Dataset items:

----

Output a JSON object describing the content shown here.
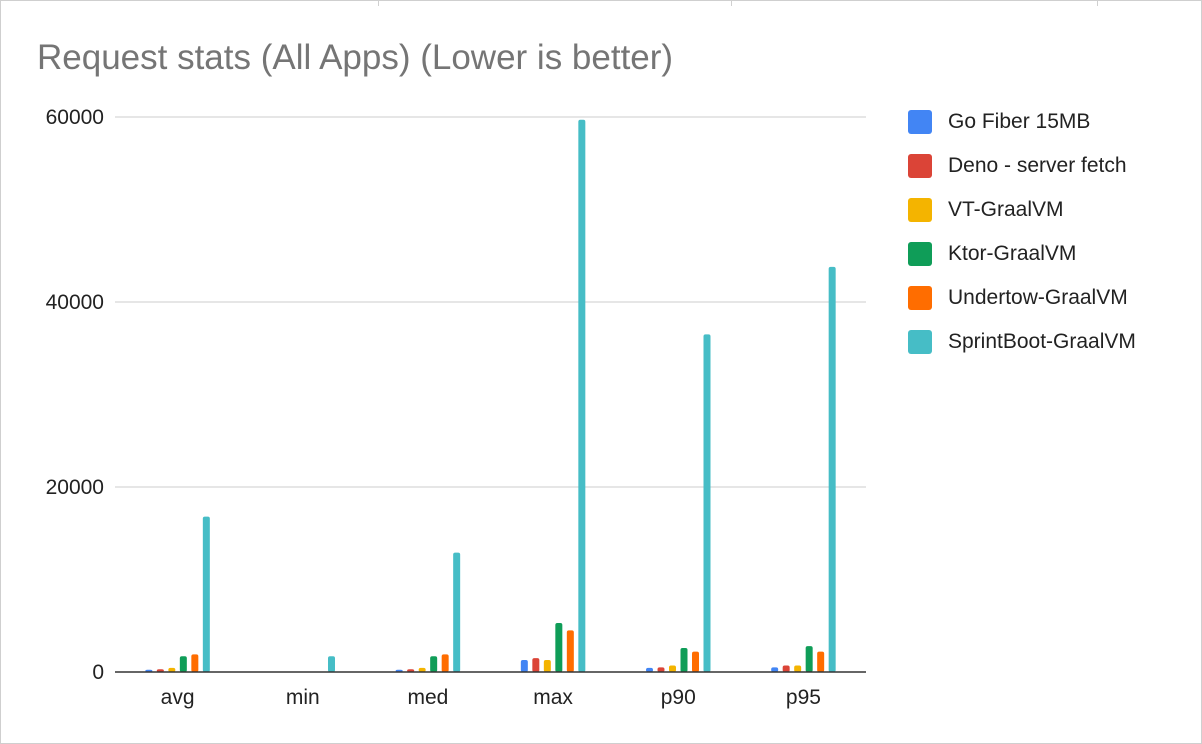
{
  "chart_data": {
    "type": "bar",
    "title": "Request stats (All Apps) (Lower is better)",
    "xlabel": "",
    "ylabel": "",
    "categories": [
      "avg",
      "min",
      "med",
      "max",
      "p90",
      "p95"
    ],
    "ylim": [
      0,
      60000
    ],
    "yticks": [
      "0",
      "20000",
      "40000",
      "60000"
    ],
    "grid": true,
    "legend_position": "right",
    "series": [
      {
        "name": "Go Fiber 15MB",
        "color": "#4285f4",
        "values": [
          250,
          10,
          250,
          1300,
          450,
          500
        ]
      },
      {
        "name": "Deno - server fetch",
        "color": "#db4437",
        "values": [
          300,
          10,
          300,
          1500,
          500,
          700
        ]
      },
      {
        "name": "VT-GraalVM",
        "color": "#f4b400",
        "values": [
          450,
          10,
          450,
          1300,
          700,
          700
        ]
      },
      {
        "name": "Ktor-GraalVM",
        "color": "#0f9d58",
        "values": [
          1700,
          10,
          1700,
          5300,
          2600,
          2800
        ]
      },
      {
        "name": "Undertow-GraalVM",
        "color": "#ff6d00",
        "values": [
          1900,
          10,
          1900,
          4500,
          2200,
          2200
        ]
      },
      {
        "name": "SprintBoot-GraalVM",
        "color": "#46bdc6",
        "values": [
          16800,
          1700,
          12900,
          59700,
          36500,
          43800
        ]
      }
    ]
  }
}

----

▶ **WORK INSTRUCTIONS**: Pull out all lines in the data above that include "name".

▶ **ANSWER TO THE TASK**:
        "name": "Go Fiber 15MB",
        "name": "Deno - server fetch",
        "name": "VT-GraalVM",
        "name": "Ktor-GraalVM",
        "name": "Undertow-GraalVM",
        "name": "SprintBoot-GraalVM",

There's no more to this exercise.